* WHAT YOU HAVE TO DO:
Give every line from the entries that contains "sistema".

* PROVIDED MATERIAL:
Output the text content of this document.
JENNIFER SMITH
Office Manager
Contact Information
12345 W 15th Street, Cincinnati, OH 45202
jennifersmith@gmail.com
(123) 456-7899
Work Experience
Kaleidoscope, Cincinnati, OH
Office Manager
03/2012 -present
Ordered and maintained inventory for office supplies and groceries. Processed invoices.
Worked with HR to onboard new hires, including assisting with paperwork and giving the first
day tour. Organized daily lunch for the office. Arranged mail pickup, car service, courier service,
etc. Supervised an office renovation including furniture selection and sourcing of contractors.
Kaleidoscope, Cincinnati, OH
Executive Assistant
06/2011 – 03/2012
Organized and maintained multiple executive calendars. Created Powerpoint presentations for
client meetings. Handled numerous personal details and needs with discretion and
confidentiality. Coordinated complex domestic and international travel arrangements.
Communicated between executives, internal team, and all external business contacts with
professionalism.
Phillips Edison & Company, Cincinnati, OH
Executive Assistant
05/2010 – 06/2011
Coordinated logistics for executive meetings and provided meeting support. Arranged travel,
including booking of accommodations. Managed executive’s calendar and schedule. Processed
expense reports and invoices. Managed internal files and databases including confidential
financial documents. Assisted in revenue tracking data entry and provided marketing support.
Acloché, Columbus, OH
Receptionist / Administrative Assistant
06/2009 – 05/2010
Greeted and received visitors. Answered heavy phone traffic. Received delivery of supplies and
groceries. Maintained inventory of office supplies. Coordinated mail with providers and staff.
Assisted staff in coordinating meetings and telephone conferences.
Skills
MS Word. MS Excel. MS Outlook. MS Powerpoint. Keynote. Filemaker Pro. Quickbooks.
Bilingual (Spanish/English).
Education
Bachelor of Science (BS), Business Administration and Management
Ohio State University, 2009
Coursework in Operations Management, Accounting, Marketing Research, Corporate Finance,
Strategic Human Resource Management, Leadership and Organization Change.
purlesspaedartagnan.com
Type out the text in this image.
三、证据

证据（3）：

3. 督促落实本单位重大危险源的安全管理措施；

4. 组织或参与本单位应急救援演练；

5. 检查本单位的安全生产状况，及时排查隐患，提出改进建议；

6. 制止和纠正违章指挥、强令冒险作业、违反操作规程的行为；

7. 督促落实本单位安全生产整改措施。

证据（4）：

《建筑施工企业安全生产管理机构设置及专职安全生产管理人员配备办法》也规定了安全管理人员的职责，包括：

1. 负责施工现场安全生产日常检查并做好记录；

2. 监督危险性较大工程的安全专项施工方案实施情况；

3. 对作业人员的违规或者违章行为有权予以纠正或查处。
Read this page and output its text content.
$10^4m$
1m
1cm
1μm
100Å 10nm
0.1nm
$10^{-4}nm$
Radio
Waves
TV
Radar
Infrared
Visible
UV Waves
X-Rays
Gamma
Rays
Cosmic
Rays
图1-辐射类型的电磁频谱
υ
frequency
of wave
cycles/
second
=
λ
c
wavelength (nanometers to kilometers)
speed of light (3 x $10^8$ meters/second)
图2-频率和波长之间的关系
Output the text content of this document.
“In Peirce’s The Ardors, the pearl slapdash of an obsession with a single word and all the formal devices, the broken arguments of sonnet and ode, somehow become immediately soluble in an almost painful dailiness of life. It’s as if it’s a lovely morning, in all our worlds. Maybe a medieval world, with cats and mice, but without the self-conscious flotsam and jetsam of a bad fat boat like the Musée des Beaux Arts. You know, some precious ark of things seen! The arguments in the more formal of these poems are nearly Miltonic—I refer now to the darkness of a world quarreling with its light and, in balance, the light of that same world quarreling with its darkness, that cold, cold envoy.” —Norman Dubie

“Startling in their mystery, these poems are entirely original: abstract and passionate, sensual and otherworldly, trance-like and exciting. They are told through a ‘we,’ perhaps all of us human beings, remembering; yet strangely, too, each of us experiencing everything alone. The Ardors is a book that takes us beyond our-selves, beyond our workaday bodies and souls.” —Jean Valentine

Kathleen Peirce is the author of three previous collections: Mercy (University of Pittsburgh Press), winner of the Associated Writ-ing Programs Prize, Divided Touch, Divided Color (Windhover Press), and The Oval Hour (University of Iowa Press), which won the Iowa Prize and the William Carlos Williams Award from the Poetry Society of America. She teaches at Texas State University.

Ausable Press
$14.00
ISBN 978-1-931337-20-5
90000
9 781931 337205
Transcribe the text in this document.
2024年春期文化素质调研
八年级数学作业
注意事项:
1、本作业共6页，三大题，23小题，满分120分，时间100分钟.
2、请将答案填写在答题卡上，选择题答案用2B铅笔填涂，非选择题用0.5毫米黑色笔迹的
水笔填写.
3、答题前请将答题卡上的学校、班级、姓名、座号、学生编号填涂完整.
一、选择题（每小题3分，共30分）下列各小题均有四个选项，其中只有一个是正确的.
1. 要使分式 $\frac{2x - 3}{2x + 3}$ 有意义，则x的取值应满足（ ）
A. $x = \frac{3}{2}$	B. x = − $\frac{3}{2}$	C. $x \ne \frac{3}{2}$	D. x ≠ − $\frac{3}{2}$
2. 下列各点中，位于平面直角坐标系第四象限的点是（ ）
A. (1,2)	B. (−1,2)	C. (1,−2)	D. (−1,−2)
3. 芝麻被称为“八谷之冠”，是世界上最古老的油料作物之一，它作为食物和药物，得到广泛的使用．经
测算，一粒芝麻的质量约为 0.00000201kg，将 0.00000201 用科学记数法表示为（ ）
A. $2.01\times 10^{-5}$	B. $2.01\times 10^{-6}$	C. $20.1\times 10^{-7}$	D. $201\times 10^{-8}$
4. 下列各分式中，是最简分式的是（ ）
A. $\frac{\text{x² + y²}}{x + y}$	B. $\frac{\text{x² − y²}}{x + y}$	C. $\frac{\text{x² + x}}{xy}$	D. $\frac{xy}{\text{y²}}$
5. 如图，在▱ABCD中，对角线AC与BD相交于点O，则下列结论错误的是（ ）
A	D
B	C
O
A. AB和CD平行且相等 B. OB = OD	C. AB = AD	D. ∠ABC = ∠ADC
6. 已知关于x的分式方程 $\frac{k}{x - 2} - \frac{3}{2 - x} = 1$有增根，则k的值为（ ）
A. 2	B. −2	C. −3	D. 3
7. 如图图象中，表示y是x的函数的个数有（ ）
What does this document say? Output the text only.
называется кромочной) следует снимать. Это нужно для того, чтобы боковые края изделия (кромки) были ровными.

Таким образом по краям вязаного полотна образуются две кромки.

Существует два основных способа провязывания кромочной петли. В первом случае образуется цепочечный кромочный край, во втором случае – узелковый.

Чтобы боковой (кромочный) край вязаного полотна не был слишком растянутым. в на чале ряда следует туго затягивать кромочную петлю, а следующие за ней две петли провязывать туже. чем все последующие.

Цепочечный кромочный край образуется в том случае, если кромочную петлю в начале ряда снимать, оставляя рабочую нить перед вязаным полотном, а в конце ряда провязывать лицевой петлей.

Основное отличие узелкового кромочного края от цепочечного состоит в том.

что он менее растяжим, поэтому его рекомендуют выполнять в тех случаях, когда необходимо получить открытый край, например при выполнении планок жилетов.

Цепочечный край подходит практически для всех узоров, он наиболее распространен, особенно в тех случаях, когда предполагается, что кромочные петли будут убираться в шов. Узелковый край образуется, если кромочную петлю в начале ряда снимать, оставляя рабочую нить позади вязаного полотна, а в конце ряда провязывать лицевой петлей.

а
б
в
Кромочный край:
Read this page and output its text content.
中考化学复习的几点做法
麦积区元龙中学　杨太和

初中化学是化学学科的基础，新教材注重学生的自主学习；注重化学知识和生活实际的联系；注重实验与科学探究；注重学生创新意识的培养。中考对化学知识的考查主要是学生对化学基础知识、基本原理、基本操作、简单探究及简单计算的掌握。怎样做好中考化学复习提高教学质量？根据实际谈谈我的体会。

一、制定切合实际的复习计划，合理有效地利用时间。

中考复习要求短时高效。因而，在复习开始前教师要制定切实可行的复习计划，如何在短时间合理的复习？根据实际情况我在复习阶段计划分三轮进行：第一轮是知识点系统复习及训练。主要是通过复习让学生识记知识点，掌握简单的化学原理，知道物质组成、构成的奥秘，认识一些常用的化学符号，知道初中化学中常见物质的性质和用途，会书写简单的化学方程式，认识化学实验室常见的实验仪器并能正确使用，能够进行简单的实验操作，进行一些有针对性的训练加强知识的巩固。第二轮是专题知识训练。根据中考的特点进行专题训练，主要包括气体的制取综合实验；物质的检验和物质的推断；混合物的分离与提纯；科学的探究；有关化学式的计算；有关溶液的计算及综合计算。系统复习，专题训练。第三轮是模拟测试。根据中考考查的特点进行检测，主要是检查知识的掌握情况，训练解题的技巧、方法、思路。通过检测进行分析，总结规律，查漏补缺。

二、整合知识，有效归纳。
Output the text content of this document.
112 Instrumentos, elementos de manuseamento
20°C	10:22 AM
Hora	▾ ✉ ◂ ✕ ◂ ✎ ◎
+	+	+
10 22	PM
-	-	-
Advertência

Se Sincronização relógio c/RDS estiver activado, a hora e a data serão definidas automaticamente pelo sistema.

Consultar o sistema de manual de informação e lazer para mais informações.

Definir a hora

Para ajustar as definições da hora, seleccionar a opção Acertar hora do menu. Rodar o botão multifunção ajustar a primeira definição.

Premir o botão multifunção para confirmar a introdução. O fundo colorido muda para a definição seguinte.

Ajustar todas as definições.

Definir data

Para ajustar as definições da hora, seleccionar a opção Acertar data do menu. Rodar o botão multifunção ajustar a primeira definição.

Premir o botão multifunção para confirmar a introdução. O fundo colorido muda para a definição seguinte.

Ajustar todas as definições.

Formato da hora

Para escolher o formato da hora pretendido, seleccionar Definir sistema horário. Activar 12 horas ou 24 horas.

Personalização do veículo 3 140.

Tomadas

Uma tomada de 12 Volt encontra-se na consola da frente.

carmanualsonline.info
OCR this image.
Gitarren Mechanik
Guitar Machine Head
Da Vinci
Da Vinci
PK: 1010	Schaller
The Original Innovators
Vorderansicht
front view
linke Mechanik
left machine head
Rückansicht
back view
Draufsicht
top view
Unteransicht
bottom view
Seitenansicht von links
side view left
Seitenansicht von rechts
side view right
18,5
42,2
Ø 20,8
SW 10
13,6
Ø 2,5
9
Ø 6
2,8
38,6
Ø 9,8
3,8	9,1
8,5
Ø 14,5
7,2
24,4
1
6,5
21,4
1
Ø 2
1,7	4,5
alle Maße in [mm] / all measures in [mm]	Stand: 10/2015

* FINISHED ANSWER:
Se Sincronização relógio c/RDS estiver activado, a hora e a data serão definidas automaticamente pelo sistema.
Consultar o sistema de manual de informação e lazer para mais informações.
Para escolher o formato da hora pretendido, seleccionar Definir sistema horário. Activar 12 horas ou 24 horas.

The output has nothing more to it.